### OBJECTIVE
Gather up every line from the entries below that uses the word "value".

— START EXERCISE DATA —

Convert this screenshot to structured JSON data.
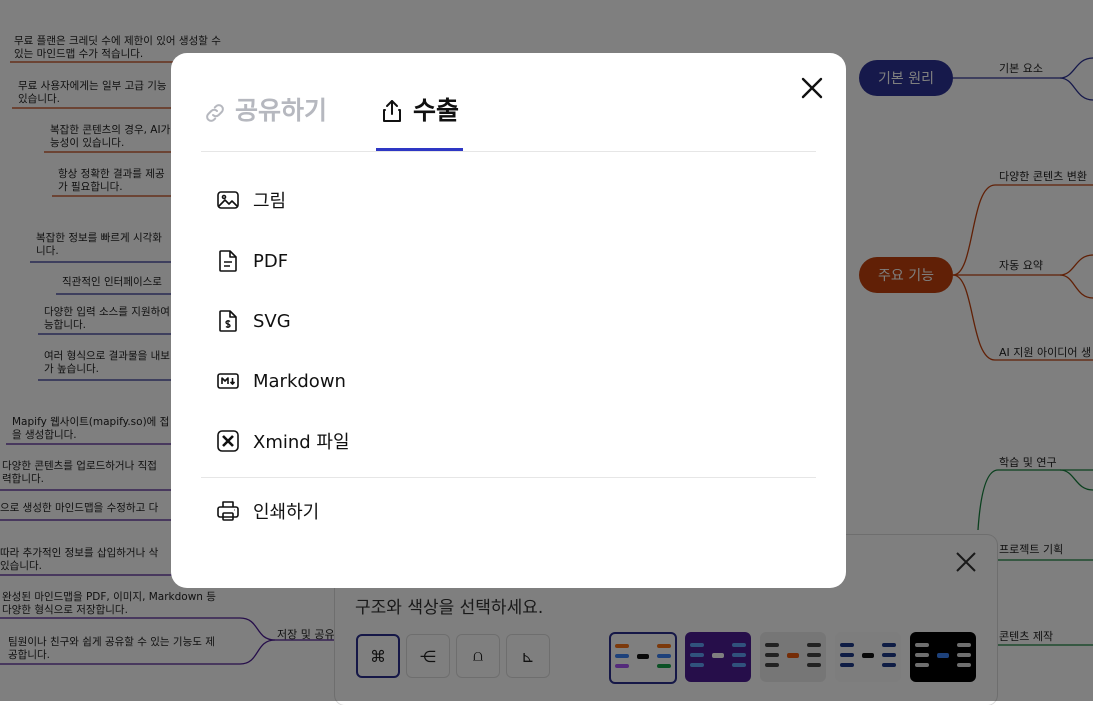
{
  "background_mindmap": {
    "left_texts": [
      {
        "line1": "무료 플랜은 크레딧 수에 제한이 있어 생성할 수",
        "line2": "있는 마인드맵 수가 적습니다."
      },
      {
        "line1": "무료 사용자에게는 일부 고급 기능",
        "line2": "있습니다."
      },
      {
        "line1": "복잡한 콘텐츠의 경우, AI가",
        "line2": "능성이 있습니다."
      },
      {
        "line1": "항상 정확한 결과를 제공",
        "line2": "가 필요합니다."
      },
      {
        "line1": "복잡한 정보를 빠르게 시각화",
        "line2": "니다."
      },
      {
        "line1": "직관적인 인터페이스로",
        "line2": ""
      },
      {
        "line1": "다양한 입력 소스를 지원하여",
        "line2": "능합니다."
      },
      {
        "line1": "여러 형식으로 결과물을 내보",
        "line2": "가 높습니다."
      },
      {
        "line1": "Mapify 웹사이트(mapify.so)에 접",
        "line2": "을 생성합니다."
      },
      {
        "line1": "다양한 콘텐츠를 업로드하거나 직접",
        "line2": "력합니다."
      },
      {
        "line1": "으로 생성한 마인드맵을 수정하고 다",
        "line2": ""
      },
      {
        "line1": "따라 추가적인 정보를 삽입하거나 삭",
        "line2": "있습니다."
      },
      {
        "line1": "완성된 마인드맵을 PDF, 이미지, Markdown 등",
        "line2": "다양한 형식으로 저장합니다."
      },
      {
        "line1": "팀원이나 친구와 쉽게 공유할 수 있는 기능도 제",
        "line2": "공합니다."
      }
    ],
    "branch_label": "저장 및 공유",
    "nodes": [
      {
        "label": "기본 원리",
        "color": "#2d3296"
      },
      {
        "label": "주요 기능",
        "color": "#c2410c"
      }
    ],
    "sub_labels": {
      "basic_elements": "기본 요소",
      "content_conversion": "다양한 콘텐츠 변환",
      "auto_summary": "자동 요약",
      "ai_ideas": "AI 지원 아이디어 생",
      "learning": "학습 및 연구",
      "project": "프로젝트 기획",
      "content_making": "콘텐츠 제작"
    }
  },
  "theme_panel": {
    "description": "구조와 색상을 선택하세요.",
    "structure_buttons": [
      "⌘",
      "⋲",
      "⩍",
      "⊾"
    ]
  },
  "modal": {
    "tabs": {
      "share": "공유하기",
      "export": "수출"
    },
    "export_items": [
      {
        "label": "그림",
        "icon": "image-icon"
      },
      {
        "label": "PDF",
        "icon": "pdf-file-icon"
      },
      {
        "label": "SVG",
        "icon": "svg-file-icon"
      },
      {
        "label": "Markdown",
        "icon": "markdown-icon"
      },
      {
        "label": "Xmind 파일",
        "icon": "xmind-icon"
      }
    ],
    "print_label": "인쇄하기",
    "accent_color": "#2e37c4"
  }
}
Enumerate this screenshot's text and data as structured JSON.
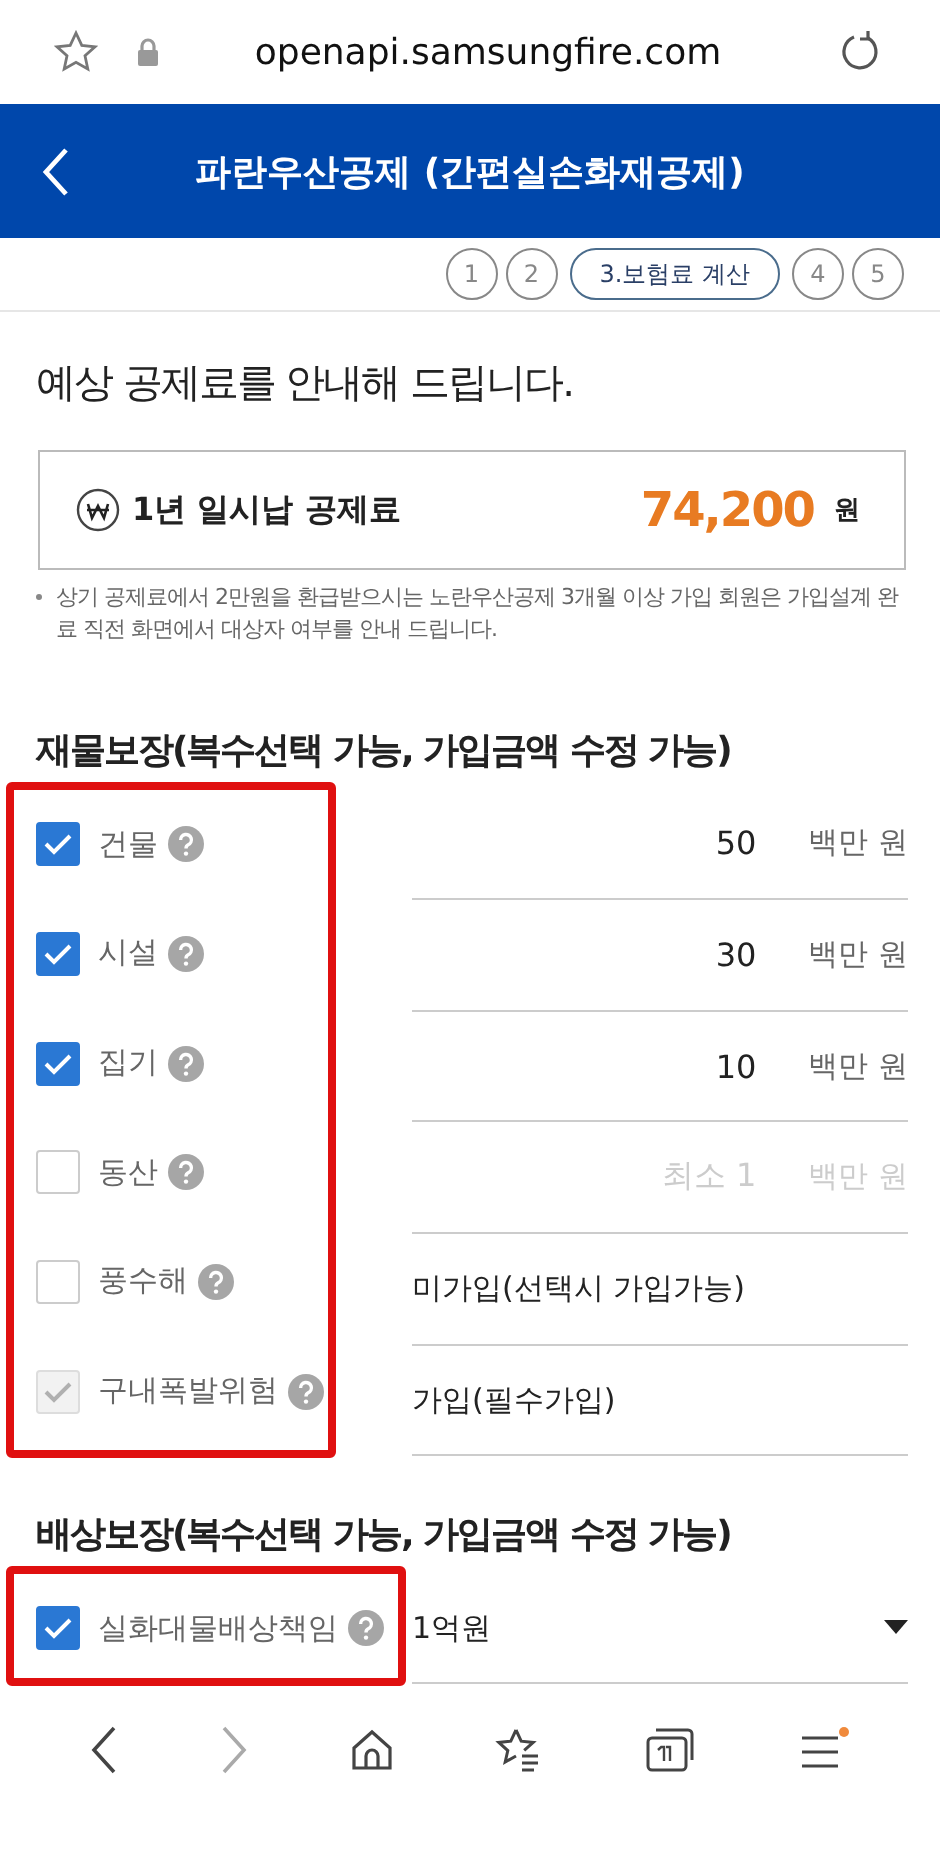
{
  "browser": {
    "url": "openapi.samsungfire.com"
  },
  "header": {
    "title": "파란우산공제 (간편실손화재공제)"
  },
  "steps": [
    {
      "label": "1",
      "selected": false
    },
    {
      "label": "2",
      "selected": false
    },
    {
      "label": "3.보험료 계산",
      "selected": true
    },
    {
      "label": "4",
      "selected": false
    },
    {
      "label": "5",
      "selected": false
    }
  ],
  "heading": "예상 공제료를 안내해 드립니다.",
  "premium": {
    "label": "1년 일시납 공제료",
    "amount": "74,200",
    "unit": "원"
  },
  "note": "상기 공제료에서 2만원을 환급받으시는 노란우산공제 3개월 이상 가입 회원은 가입설계 완료 직전 화면에서 대상자 여부를 안내 드립니다.",
  "property_coverage": {
    "title": "재물보장(복수선택 가능, 가입금액 수정 가능)",
    "highlighted": true,
    "items": [
      {
        "label": "건물",
        "checked": true,
        "disabled": false,
        "kind": "amount",
        "value": "50",
        "unit": "백만 원"
      },
      {
        "label": "시설",
        "checked": true,
        "disabled": false,
        "kind": "amount",
        "value": "30",
        "unit": "백만 원"
      },
      {
        "label": "집기",
        "checked": true,
        "disabled": false,
        "kind": "amount",
        "value": "10",
        "unit": "백만 원"
      },
      {
        "label": "동산",
        "checked": false,
        "disabled": false,
        "kind": "amount",
        "placeholder": "최소 1",
        "unit": "백만 원"
      },
      {
        "label": "풍수해",
        "checked": false,
        "disabled": false,
        "kind": "text",
        "text": "미가입(선택시 가입가능)"
      },
      {
        "label": "구내폭발위험",
        "checked": true,
        "disabled": true,
        "kind": "text",
        "text": "가입(필수가입)"
      }
    ]
  },
  "liability_coverage": {
    "title": "배상보장(복수선택 가능, 가입금액 수정 가능)",
    "highlighted": true,
    "items": [
      {
        "label": "실화대물배상책임",
        "checked": true,
        "disabled": false,
        "kind": "select",
        "value": "1억원"
      }
    ]
  }
}
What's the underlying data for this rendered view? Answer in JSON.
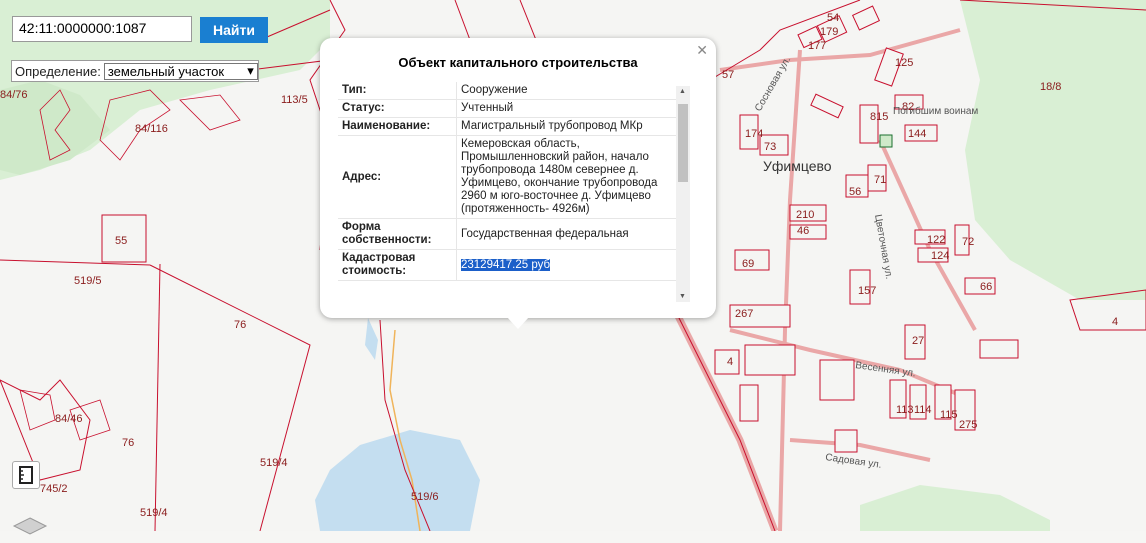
{
  "search": {
    "value": "42:11:0000000:1087",
    "button_label": "Найти"
  },
  "definition": {
    "label": "Определение:",
    "selected": "земельный участок"
  },
  "popup": {
    "title": "Объект капитального строительства",
    "rows": [
      {
        "key": "Тип:",
        "value": "Сооружение"
      },
      {
        "key": "Статус:",
        "value": "Учтенный"
      },
      {
        "key": "Наименование:",
        "value": "Магистральный трубопровод МКр"
      },
      {
        "key": "Адрес:",
        "value": "Кемеровская область, Промышленновский район, начало трубопровода 1480м севернее д. Уфимцево, окончание трубопровода 2960 м юго-восточнее д. Уфимцево (протяженность- 4926м)"
      },
      {
        "key": "Форма собственности:",
        "value": "Государственная федеральная"
      },
      {
        "key": "Кадастровая стоимость:",
        "value": "23129417.25 руб"
      }
    ]
  },
  "map": {
    "town_name": "Уфимцево",
    "parcel_labels": [
      "84/76",
      "113/5",
      "84/116",
      "55",
      "519/5",
      "76",
      "84/46",
      "76",
      "745/2",
      "519/4",
      "519/4",
      "519/6",
      "18/8",
      "4"
    ],
    "house_labels": [
      "54",
      "179",
      "177",
      "125",
      "57",
      "174",
      "73",
      "82",
      "815",
      "144",
      "56",
      "71",
      "210",
      "46",
      "122",
      "72",
      "69",
      "124",
      "157",
      "66",
      "267",
      "27",
      "4",
      "113",
      "114",
      "115",
      "275"
    ],
    "street_labels": [
      "Весенняя ул.",
      "Садовая ул.",
      "Погибшим воинам",
      "Сосновая ул.",
      "Цветочная ул."
    ],
    "colors": {
      "parcel_line": "#c8102e",
      "green_area": "#d9efd4",
      "water": "#c4def0",
      "road": "#eaa7a7",
      "pipeline": "#f0b45a"
    }
  }
}
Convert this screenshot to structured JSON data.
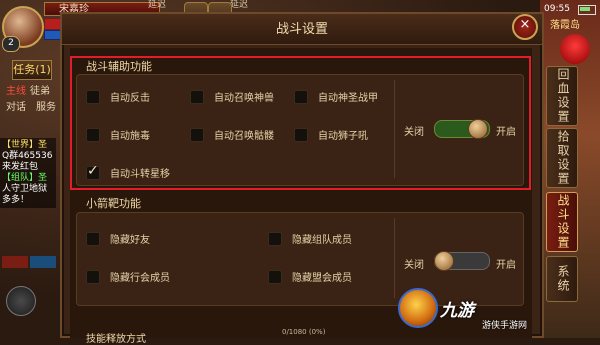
{
  "hud": {
    "player_name": "宋嘉珍",
    "level": "2",
    "task_button": "任务(1)",
    "main_tag": "主线",
    "task_text": "徒弟",
    "dialog_label": "对话",
    "service_label": "服务",
    "top_label_1": "延迟",
    "top_label_2": "延迟",
    "clock": "09:55",
    "map_name": "落霞岛",
    "exp_text": "0/1080 (0%)"
  },
  "chat": {
    "lines": [
      {
        "text": "【世界】圣",
        "color": "#ffe066"
      },
      {
        "text": "Q群465536",
        "color": "#ffffff"
      },
      {
        "text": "来发红包",
        "color": "#ffffff"
      },
      {
        "text": "【组队】圣",
        "color": "#66ff66"
      },
      {
        "text": "人守卫地狱",
        "color": "#ffffff"
      },
      {
        "text": "多多！",
        "color": "#ffffff"
      }
    ]
  },
  "panel": {
    "title": "战斗设置",
    "close_label": "×",
    "section1": {
      "title": "战斗辅助功能",
      "options": [
        {
          "label": "自动反击",
          "checked": false
        },
        {
          "label": "自动召唤神兽",
          "checked": false
        },
        {
          "label": "自动神圣战甲",
          "checked": false
        },
        {
          "label": "自动施毒",
          "checked": false
        },
        {
          "label": "自动召唤骷髅",
          "checked": false
        },
        {
          "label": "自动狮子吼",
          "checked": false
        },
        {
          "label": "自动斗转星移",
          "checked": true
        }
      ],
      "toggle_off": "关闭",
      "toggle_on": "开启"
    },
    "section2": {
      "title": "小箭靶功能",
      "options": [
        {
          "label": "隐藏好友",
          "checked": false
        },
        {
          "label": "隐藏组队成员",
          "checked": false
        },
        {
          "label": "隐藏行会成员",
          "checked": false
        },
        {
          "label": "隐藏盟会成员",
          "checked": false
        }
      ],
      "toggle_off": "关闭",
      "toggle_on": "开启"
    },
    "section3_title": "技能释放方式"
  },
  "tabs": [
    {
      "label": "回血设置",
      "active": false
    },
    {
      "label": "拾取设置",
      "active": false
    },
    {
      "label": "战斗设置",
      "active": true
    },
    {
      "label": "系统",
      "active": false
    }
  ],
  "watermark": {
    "text": "九游",
    "sub": "游侠手游网"
  },
  "colors": {
    "highlight_frame": "#e01e2a",
    "toggle_on": "#2c5a1c",
    "accent_gold": "#c9a455"
  }
}
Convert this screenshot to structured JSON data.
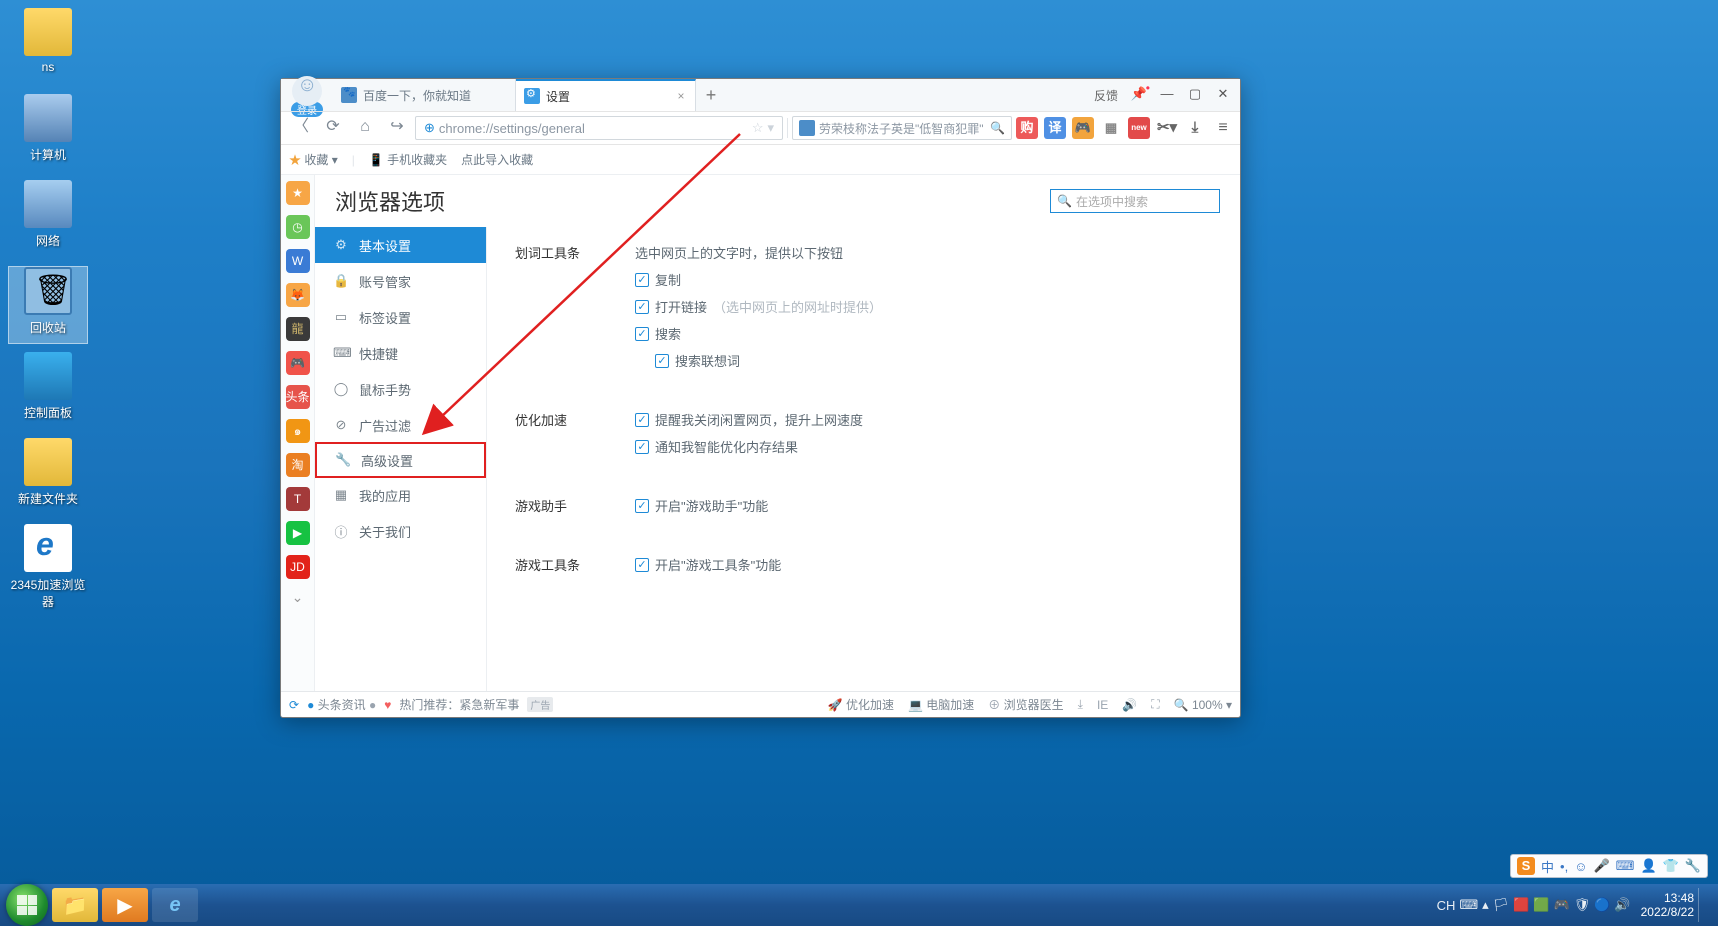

— END EXERCISE DATA —

### TASK OUTPUT
        "value": "50",
        "value": "30",
        "value": "10",
        "value": "1억원"
    "value": "42:11:0000000:1087",
        "value": "Сооружение"
        "value": "Учтенный"
        "value": "Магистральный трубопровод МКр"
        "value": "Кемеровская область, Промышленновский район, начало трубопровода 1480м севернее д. Уфимцево, окончание трубопровода 2960 м юго-восточнее д. Уфимцево (протяженность- 4926м)"
        "value": "Государственная федеральная"
        "value": "23129417.25 руб"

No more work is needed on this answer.